───── Dataset rows
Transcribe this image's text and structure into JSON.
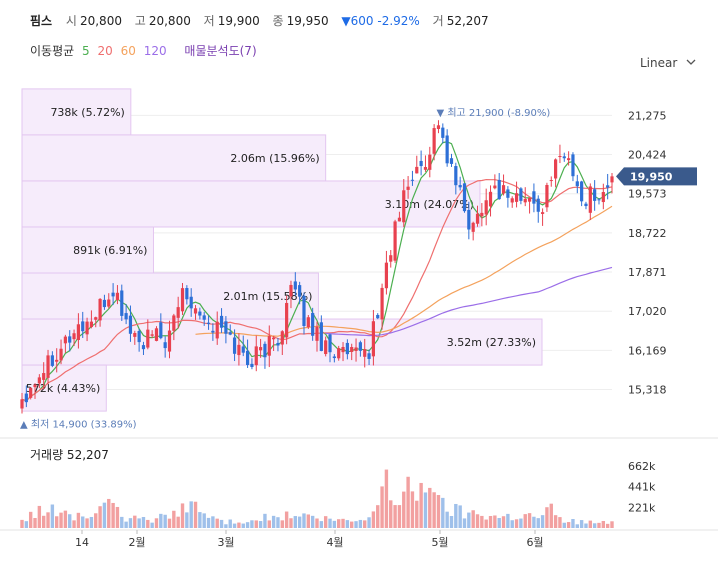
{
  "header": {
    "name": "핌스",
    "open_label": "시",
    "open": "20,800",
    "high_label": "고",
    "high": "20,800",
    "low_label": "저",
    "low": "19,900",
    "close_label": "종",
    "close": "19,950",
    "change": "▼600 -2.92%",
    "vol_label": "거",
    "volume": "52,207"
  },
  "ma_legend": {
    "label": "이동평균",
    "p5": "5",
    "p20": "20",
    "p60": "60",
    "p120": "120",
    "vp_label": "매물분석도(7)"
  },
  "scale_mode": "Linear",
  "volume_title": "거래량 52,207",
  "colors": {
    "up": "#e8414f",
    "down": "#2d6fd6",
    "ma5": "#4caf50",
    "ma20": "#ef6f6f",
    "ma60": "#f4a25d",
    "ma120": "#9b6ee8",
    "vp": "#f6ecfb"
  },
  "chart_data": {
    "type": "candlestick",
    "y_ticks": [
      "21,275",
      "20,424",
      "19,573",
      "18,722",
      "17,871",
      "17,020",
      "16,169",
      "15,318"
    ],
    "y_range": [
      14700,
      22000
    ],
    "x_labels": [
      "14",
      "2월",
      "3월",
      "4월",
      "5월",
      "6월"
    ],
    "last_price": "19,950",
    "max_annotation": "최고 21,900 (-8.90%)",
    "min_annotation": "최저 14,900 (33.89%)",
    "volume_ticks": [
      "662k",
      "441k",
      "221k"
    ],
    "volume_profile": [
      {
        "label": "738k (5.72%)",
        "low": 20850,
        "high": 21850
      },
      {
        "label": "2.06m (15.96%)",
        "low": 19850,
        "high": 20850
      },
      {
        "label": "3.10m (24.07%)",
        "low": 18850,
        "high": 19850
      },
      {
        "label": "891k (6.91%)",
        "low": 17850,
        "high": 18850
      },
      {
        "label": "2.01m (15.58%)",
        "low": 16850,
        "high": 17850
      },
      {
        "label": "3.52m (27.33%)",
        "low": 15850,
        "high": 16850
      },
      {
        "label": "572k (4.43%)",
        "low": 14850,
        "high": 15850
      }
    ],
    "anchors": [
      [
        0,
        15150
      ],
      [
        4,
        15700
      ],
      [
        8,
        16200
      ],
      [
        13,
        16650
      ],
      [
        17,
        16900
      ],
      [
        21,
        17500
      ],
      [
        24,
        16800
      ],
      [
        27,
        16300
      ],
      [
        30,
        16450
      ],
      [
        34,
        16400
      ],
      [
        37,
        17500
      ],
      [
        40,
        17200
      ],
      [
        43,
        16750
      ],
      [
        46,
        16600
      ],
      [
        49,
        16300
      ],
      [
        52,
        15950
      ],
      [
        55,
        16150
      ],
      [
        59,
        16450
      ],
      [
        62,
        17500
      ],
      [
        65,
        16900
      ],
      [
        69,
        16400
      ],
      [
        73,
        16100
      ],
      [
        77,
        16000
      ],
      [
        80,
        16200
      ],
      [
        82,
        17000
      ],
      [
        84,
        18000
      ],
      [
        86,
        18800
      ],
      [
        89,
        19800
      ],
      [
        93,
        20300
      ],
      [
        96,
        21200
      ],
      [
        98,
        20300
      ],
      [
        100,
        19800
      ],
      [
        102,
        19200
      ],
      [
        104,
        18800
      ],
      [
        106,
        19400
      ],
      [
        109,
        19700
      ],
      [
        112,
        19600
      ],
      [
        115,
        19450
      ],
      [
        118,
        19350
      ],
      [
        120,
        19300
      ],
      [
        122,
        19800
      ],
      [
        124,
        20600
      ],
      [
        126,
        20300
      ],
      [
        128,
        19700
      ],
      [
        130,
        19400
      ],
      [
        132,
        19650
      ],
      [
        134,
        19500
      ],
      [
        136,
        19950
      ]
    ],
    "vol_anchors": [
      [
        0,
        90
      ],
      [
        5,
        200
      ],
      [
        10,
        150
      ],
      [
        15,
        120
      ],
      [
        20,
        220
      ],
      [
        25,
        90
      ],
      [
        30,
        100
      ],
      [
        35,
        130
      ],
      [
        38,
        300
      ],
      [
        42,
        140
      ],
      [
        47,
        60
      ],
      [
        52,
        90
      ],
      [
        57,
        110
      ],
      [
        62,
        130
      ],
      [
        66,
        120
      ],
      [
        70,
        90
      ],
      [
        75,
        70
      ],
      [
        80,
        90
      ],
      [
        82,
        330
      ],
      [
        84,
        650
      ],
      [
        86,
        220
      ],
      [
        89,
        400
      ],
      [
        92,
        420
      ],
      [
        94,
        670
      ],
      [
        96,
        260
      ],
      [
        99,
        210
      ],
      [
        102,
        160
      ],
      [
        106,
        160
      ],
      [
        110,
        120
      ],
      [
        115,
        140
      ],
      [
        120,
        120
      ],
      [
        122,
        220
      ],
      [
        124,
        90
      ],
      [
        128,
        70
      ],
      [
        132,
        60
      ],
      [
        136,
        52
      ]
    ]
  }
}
──────────
───── Dataset rows
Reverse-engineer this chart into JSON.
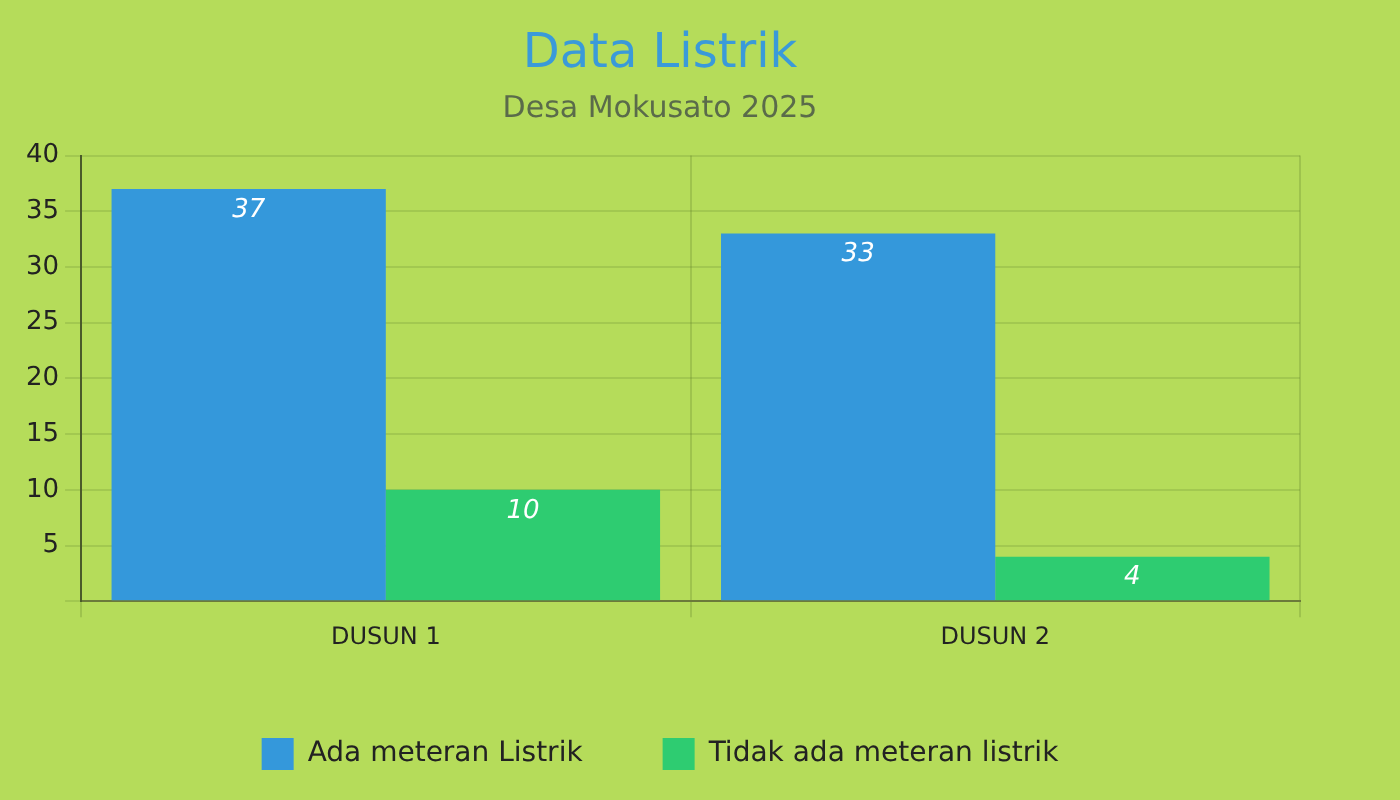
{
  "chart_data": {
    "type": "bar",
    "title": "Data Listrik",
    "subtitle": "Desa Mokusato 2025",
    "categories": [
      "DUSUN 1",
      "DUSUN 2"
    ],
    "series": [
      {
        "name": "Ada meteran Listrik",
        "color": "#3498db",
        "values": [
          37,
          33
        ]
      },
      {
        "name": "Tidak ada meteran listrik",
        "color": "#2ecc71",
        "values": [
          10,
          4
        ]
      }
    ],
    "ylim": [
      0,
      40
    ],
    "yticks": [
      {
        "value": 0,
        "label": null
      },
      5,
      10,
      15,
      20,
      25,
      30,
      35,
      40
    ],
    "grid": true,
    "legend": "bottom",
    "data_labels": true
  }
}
──────────
### Short task
Every line that holds the string "name" should be returned.

### Solution to this task
    "name": "핌스",
        "name": "Ada meteran Listrik",
        "name": "Tidak ada meteran listrik",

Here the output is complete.